Figure out how many lines of the material below contain the word "istnieją". Answer with the number only.

============================================================

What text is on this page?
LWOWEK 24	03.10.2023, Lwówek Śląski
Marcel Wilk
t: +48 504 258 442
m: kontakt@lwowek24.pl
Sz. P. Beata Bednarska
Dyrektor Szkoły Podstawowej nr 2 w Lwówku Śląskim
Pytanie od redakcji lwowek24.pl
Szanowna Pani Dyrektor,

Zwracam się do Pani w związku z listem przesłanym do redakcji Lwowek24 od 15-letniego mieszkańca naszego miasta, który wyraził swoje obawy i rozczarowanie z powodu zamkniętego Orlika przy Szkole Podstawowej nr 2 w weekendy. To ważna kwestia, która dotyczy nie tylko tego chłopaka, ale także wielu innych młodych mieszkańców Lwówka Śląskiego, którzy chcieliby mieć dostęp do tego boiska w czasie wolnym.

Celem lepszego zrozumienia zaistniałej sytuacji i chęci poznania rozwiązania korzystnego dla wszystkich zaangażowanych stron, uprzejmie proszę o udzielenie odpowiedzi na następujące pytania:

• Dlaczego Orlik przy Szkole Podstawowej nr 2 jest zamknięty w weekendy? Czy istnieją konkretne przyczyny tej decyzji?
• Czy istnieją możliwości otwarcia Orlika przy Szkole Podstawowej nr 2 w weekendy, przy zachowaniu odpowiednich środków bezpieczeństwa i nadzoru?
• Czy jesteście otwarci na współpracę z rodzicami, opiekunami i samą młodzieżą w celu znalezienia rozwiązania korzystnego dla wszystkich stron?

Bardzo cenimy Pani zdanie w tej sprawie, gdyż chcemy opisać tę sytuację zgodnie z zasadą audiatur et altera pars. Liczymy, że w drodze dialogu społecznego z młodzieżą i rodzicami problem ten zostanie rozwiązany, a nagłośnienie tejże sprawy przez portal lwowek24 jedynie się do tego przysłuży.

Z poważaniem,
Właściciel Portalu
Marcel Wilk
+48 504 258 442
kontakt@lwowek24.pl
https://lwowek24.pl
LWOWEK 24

============================================================

▶ Answer to this task
2